Problem statement: Read the listing below and copy out every line that holds "year".

### Records supplied

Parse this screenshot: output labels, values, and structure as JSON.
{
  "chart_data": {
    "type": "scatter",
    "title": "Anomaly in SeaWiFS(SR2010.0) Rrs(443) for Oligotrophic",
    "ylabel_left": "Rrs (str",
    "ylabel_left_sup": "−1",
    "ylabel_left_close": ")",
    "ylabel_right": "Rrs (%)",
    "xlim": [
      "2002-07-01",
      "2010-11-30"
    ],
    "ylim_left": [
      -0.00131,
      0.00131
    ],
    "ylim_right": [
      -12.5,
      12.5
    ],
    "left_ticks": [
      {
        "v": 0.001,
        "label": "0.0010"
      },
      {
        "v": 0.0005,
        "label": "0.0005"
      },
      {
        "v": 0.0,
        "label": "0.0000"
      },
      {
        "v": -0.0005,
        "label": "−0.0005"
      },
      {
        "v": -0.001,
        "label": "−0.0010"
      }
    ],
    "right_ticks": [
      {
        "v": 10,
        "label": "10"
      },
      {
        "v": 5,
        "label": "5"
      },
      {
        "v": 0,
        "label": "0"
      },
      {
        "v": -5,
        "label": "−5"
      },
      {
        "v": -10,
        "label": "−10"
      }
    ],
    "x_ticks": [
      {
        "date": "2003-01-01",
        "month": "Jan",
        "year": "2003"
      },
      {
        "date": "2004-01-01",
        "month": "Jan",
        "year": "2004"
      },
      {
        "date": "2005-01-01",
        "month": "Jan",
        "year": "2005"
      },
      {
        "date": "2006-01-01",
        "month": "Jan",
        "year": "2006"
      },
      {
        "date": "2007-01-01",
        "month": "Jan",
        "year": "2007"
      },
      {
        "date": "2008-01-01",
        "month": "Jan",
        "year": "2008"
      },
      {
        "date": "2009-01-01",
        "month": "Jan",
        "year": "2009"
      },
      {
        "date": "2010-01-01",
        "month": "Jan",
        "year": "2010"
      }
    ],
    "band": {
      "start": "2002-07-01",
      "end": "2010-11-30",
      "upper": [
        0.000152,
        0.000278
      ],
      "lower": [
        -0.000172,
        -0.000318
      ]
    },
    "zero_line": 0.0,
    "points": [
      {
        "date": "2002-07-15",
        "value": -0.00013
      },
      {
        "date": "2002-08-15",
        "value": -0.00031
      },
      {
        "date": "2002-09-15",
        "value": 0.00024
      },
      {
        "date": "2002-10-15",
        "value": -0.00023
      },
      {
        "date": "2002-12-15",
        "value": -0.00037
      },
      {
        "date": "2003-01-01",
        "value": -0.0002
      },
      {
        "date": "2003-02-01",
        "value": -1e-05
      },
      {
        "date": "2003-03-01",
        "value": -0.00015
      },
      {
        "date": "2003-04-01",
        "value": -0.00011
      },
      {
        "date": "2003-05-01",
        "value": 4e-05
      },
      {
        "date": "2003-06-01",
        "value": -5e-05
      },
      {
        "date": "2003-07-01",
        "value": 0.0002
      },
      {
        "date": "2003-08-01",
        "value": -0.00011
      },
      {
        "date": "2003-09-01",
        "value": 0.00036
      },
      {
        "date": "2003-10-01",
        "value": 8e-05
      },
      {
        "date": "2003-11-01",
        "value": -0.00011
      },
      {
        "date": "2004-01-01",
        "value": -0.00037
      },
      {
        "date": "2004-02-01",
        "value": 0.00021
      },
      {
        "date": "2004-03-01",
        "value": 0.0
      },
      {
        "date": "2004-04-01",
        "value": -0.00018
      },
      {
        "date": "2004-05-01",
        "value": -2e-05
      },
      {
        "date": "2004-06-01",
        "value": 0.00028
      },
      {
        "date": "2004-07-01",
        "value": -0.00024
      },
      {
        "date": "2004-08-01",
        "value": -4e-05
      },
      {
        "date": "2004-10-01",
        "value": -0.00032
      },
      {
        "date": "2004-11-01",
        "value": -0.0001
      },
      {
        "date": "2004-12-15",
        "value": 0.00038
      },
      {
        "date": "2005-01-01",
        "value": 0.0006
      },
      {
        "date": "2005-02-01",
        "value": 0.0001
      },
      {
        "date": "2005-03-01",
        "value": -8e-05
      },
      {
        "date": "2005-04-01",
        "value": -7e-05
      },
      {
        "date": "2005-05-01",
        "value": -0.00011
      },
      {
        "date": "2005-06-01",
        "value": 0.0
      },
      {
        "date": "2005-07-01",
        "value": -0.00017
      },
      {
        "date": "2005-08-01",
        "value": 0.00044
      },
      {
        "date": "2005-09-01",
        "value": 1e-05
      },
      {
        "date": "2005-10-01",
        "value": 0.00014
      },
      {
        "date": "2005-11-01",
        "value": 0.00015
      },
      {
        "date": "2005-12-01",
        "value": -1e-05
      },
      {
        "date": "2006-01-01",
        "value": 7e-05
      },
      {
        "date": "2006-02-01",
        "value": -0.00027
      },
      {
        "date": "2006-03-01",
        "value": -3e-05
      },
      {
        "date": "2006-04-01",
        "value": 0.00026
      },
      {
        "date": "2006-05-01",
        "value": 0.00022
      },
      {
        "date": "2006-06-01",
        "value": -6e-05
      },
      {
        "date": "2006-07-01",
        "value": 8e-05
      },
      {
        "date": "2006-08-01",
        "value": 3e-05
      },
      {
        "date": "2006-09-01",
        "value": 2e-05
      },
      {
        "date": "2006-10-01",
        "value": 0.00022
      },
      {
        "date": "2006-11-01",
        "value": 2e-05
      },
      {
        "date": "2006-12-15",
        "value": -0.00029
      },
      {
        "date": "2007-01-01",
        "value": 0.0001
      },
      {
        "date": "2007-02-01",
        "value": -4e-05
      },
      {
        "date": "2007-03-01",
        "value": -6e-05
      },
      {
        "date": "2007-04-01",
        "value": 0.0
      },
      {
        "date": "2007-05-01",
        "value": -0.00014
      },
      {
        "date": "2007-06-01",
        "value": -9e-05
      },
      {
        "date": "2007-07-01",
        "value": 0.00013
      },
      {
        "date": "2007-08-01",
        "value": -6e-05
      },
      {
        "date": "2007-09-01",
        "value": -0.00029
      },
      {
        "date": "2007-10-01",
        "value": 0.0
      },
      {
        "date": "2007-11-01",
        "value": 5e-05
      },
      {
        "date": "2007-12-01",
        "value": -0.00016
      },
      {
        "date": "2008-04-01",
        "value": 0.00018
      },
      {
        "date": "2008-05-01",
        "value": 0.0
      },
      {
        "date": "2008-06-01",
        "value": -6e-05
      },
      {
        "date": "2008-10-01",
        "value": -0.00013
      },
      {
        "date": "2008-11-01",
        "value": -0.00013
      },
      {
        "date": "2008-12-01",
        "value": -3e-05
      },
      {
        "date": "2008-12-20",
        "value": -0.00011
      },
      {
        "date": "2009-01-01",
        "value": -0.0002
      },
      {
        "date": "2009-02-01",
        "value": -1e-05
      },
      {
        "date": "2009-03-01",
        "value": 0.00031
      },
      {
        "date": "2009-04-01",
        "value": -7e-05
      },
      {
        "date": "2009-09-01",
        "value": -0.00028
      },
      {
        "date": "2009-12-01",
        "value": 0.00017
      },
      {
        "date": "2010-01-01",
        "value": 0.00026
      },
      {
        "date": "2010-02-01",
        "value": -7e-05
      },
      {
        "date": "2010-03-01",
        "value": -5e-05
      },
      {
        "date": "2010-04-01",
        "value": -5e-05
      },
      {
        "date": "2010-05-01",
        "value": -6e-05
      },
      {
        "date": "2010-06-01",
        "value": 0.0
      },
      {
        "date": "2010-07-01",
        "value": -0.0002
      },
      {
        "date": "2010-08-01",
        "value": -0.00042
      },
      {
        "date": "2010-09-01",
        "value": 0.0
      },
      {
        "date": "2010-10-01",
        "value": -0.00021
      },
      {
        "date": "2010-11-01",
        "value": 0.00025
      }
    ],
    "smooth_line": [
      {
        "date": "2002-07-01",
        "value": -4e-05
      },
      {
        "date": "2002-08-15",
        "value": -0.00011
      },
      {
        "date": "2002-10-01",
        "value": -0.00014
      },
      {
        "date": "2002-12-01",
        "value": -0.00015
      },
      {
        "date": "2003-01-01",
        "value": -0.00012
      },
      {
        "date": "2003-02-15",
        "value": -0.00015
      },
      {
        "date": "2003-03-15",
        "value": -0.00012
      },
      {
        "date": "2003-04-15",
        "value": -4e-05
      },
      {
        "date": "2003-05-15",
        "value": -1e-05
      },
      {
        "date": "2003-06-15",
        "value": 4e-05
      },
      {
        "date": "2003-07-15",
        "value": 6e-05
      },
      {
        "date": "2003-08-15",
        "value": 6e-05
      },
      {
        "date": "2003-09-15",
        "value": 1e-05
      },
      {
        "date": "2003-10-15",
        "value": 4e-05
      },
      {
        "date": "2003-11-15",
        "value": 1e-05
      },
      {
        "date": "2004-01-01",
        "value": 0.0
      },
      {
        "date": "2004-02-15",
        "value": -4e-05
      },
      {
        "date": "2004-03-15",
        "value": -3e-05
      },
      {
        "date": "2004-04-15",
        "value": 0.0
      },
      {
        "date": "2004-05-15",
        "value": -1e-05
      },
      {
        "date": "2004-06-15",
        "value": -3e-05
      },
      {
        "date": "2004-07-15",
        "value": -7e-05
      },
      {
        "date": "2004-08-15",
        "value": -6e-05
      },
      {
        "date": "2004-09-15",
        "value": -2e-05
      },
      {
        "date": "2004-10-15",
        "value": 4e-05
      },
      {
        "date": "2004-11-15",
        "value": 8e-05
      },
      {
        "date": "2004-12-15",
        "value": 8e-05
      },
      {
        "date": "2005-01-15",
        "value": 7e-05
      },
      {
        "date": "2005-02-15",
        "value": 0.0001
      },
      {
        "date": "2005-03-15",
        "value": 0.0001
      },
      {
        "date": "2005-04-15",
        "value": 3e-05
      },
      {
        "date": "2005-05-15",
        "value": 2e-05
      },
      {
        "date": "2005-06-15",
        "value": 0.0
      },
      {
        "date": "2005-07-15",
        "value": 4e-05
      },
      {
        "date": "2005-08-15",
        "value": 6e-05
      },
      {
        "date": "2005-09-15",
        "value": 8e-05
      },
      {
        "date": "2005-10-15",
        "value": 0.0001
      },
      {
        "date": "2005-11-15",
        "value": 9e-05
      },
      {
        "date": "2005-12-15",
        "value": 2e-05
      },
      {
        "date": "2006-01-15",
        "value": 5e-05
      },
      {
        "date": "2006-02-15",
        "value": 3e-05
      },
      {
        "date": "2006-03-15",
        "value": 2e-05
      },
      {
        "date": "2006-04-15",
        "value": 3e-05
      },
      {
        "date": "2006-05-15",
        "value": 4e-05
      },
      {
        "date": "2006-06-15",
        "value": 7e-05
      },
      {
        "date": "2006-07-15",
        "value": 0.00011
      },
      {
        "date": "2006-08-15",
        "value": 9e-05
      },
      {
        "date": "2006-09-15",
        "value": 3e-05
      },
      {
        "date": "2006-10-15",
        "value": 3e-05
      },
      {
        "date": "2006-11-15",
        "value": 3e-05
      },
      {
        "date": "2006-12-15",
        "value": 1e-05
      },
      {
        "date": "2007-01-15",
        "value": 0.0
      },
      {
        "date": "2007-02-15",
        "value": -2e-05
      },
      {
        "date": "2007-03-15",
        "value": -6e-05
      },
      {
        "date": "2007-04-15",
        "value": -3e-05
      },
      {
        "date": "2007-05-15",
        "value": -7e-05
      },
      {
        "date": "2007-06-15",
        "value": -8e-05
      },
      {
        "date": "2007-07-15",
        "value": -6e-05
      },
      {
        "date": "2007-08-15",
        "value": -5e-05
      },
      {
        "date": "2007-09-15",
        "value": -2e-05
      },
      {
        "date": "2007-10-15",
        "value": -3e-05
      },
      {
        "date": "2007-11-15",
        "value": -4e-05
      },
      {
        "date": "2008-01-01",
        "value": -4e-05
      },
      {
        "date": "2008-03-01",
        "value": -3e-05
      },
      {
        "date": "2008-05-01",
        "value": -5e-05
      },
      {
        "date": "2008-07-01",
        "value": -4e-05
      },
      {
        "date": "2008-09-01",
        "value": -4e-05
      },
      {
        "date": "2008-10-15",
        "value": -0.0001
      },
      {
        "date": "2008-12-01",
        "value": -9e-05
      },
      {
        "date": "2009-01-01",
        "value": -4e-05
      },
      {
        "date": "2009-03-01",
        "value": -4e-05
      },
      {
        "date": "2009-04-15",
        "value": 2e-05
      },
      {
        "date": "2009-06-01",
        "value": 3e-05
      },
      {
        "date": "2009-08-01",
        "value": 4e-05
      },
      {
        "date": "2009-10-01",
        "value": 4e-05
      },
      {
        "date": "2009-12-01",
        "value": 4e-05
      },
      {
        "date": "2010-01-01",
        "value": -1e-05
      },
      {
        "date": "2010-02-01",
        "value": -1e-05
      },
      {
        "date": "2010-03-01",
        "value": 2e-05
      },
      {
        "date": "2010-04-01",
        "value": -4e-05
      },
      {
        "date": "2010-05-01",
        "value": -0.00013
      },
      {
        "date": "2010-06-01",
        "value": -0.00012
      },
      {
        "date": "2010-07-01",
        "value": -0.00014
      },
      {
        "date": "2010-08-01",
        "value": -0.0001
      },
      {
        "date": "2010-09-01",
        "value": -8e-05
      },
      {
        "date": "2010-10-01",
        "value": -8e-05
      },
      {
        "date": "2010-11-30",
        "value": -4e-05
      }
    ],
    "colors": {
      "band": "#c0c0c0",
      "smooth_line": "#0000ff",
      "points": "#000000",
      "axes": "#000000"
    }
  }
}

######

Task response:
        "year": "2003"
        "year": "2004"
        "year": "2005"
        "year": "2006"
        "year": "2007"
        "year": "2008"
        "year": "2009"
        "year": "2010"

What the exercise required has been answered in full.